» **Exercise prompt**: Word for word, quote all of the material, omitting the pictures.

*** Material shown ***

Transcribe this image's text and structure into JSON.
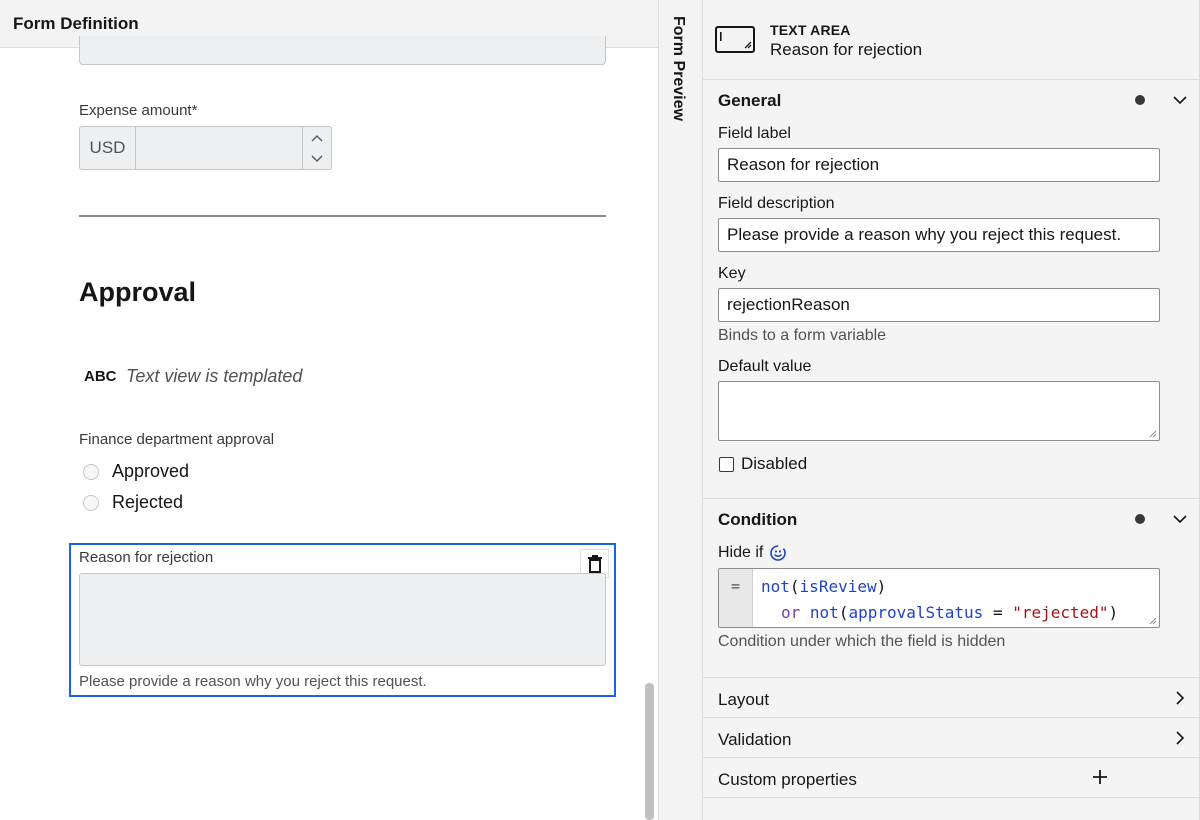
{
  "left_pane": {
    "header_title": "Form Definition",
    "expense_label": "Expense amount*",
    "currency_prefix": "USD",
    "approval_heading": "Approval",
    "text_view_badge": "ABC",
    "text_view_label": "Text view is templated",
    "finance_label": "Finance department approval",
    "radio_options": [
      "Approved",
      "Rejected"
    ],
    "selected_field": {
      "label": "Reason for rejection",
      "description": "Please provide a reason why you reject this request."
    }
  },
  "vertical_tab": {
    "label": "Form Preview"
  },
  "properties": {
    "type_title": "TEXT AREA",
    "type_subtitle": "Reason for rejection",
    "general": {
      "heading": "General",
      "field_label_label": "Field label",
      "field_label_value": "Reason for rejection",
      "field_description_label": "Field description",
      "field_description_value": "Please provide a reason why you reject this request.",
      "key_label": "Key",
      "key_value": "rejectionReason",
      "key_help": "Binds to a form variable",
      "default_value_label": "Default value",
      "default_value": "",
      "disabled_label": "Disabled"
    },
    "condition": {
      "heading": "Condition",
      "hide_if_label": "Hide if",
      "gutter": "=",
      "help": "Condition under which the field is hidden"
    },
    "collapsed_sections": [
      "Layout",
      "Validation",
      "Custom properties"
    ]
  },
  "colors": {
    "selection_blue": "#1a64e3",
    "feel_icon": "#1f43c9"
  }
}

***

» **Output of the exercise**:
Transcribe this image's text and structure into JSON.
{
  "left_pane": {
    "header_title": "Form Definition",
    "expense_label": "Expense amount*",
    "currency_prefix": "USD",
    "approval_heading": "Approval",
    "text_view_badge": "ABC",
    "text_view_label": "Text view is templated",
    "finance_label": "Finance department approval",
    "radio_options": [
      "Approved",
      "Rejected"
    ],
    "selected_field": {
      "label": "Reason for rejection",
      "description": "Please provide a reason why you reject this request."
    }
  },
  "vertical_tab": {
    "label": "Form Preview"
  },
  "properties": {
    "type_title": "TEXT AREA",
    "type_subtitle": "Reason for rejection",
    "general": {
      "heading": "General",
      "field_label_label": "Field label",
      "field_label_value": "Reason for rejection",
      "field_description_label": "Field description",
      "field_description_value": "Please provide a reason why you reject this request.",
      "key_label": "Key",
      "key_value": "rejectionReason",
      "key_help": "Binds to a form variable",
      "default_value_label": "Default value",
      "default_value": "",
      "disabled_label": "Disabled"
    },
    "condition": {
      "heading": "Condition",
      "hide_if_label": "Hide if",
      "gutter": "=",
      "help": "Condition under which the field is hidden"
    },
    "collapsed_sections": [
      "Layout",
      "Validation",
      "Custom properties"
    ]
  },
  "colors": {
    "selection_blue": "#1a64e3",
    "feel_icon": "#1f43c9"
  }
}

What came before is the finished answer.